*OBJECTIFS:*
1. Recopiez l'extrait sur Adam Driver depuis « The Report (Amazon » jusqu'à « Committee on Intelligence. » inclus, en substituant « Prime Video » à « Amazon Prime ».
2. Réécrivez sous forme de liste JSON de chaînes les lignes de données, du début jusqu'à la ligne contenant « data-label: 29%: [794, 375, 814, 386] » incluse, à raison d'une chaîne par ligne et sans les lignes vides.

*EXTRAIT FOURNI:*
Deux plateformes de streaming, deux films, un point commun : Adam Driver. On n’en finit plus d’entendre parler de lui et pour cause ! L’ex-marine américain, reconverti en acteur et révélé dans la série Girls, enchaîne les rôles et livre des performances bluffantes. Si on l’a vu dernièrement dans Star Wars : L’Ascension de Skywalker, c’est dans ces deux autres films que l’Américain excelle aux côtés d’autres comédiens talentueux. Vous avez raté ces films en 2019 ? On vous conseille de les mettre sur votre liste de films à voir 2020.
The Report (Amazon Prime)
Présenté au Festival de Sundance en janvier 2019, puis diffusé sur Amazon Prime à partir du 15 novembre de la même année, The Report, écrit et réalisé par Scott Z. Burns, raconte la vraie histoire de Daniel J. Jones, ancien enquêteur du Sénat américain. Daniel Jones (Adam Driver) est chargé par la sénatrice Dianne Feinstein (Annette Bening) de mener une enquête sur les programmes de détention et d’interrogatoire menés par la CIA suite aux attentats du 11 septembre. Au fil de ses recherches, il découvre des vérités choquantes qui seront répertoriées dans un document de plus de 7000 pages consacré à cette affaire et commandé par le US Senate Select Committee on Intelligence.

*DONNÉES DE L'EXERCICE:*
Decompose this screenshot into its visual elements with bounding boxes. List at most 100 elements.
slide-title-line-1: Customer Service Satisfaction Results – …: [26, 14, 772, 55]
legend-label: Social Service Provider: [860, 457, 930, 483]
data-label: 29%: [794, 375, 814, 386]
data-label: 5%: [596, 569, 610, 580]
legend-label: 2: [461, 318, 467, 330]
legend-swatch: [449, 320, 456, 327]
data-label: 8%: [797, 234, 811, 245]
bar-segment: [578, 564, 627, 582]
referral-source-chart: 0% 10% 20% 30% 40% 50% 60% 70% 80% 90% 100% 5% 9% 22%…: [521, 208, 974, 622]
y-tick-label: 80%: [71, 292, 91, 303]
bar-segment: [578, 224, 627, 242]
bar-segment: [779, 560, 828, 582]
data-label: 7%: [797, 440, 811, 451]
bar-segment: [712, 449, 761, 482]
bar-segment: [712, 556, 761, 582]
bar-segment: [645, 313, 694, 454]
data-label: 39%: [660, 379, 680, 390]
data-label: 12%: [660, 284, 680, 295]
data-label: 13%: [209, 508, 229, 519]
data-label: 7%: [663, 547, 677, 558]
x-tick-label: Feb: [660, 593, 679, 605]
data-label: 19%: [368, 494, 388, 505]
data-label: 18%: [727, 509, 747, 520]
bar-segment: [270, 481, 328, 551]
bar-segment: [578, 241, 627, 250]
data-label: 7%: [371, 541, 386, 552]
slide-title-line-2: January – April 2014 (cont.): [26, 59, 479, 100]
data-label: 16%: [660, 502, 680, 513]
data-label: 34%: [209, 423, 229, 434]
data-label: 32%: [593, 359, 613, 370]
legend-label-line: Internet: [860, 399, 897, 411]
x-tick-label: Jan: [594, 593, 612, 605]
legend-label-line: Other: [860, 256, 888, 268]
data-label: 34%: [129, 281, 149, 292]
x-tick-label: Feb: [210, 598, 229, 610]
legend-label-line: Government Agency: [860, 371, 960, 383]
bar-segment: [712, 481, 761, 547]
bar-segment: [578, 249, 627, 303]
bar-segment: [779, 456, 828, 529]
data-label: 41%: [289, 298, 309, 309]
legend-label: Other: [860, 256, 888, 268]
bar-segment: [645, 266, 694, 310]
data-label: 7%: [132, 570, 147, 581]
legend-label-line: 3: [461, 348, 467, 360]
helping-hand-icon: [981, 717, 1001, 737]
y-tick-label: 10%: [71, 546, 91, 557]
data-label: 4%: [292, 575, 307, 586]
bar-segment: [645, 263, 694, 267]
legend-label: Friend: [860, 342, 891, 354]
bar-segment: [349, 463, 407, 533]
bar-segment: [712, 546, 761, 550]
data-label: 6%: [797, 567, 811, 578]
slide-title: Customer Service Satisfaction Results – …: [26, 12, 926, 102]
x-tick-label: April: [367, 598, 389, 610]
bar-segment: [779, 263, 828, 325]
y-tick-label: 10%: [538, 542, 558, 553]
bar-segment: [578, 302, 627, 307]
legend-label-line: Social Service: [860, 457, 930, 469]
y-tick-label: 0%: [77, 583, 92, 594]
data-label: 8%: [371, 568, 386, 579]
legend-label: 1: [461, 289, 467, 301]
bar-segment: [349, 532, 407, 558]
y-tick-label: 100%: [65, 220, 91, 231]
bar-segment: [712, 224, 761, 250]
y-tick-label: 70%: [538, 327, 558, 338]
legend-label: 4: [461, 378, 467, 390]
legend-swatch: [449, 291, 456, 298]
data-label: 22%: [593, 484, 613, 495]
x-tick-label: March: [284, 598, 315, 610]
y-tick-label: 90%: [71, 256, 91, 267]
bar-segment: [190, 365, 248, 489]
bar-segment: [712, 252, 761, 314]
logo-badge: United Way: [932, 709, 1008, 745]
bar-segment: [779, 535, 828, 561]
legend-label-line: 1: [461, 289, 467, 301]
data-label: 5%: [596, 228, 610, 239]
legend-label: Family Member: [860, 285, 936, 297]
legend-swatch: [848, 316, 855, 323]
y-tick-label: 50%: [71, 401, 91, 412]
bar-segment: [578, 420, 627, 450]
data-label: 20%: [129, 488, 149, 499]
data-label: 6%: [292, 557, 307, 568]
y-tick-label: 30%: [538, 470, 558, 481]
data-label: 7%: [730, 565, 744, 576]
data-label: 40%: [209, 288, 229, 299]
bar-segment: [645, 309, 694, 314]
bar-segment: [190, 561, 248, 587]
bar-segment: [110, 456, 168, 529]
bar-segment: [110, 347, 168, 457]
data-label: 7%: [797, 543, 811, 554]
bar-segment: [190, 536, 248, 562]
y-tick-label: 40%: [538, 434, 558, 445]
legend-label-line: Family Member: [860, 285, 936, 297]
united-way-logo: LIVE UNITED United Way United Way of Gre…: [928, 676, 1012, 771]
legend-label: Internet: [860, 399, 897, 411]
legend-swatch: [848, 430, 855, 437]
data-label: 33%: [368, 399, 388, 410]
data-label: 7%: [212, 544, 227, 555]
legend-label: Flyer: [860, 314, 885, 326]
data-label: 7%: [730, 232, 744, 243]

*SOLUTIONS PROPOSÉES:*
1.
The Report (Prime Video)
Présenté au Festival de Sundance en janvier 2019, puis diffusé sur Prime Video à partir du 15 novembre de la même année, The Report, écrit et réalisé par Scott Z. Burns, raconte la vraie histoire de Daniel J. Jones, ancien enquêteur du Sénat américain. Daniel Jones (Adam Driver) est chargé par la sénatrice Dianne Feinstein (Annette Bening) de mener une enquête sur les programmes de détention et d’interrogatoire menés par la CIA suite aux attentats du 11 septembre. Au fil de ses recherches, il découvre des vérités choquantes qui seront répertoriées dans un document de plus de 7000 pages consacré à cette affaire et commandé par le US Senate Select Committee on Intelligence.

2.
[
  "Decompose this screenshot into its visual elements with bounding boxes. List at most 100 elements.",
  "slide-title-line-1: Customer Service Satisfaction Results – …: [26, 14, 772, 55]",
  "legend-label: Social Service Provider: [860, 457, 930, 483]",
  "data-label: 29%: [794, 375, 814, 386]"
]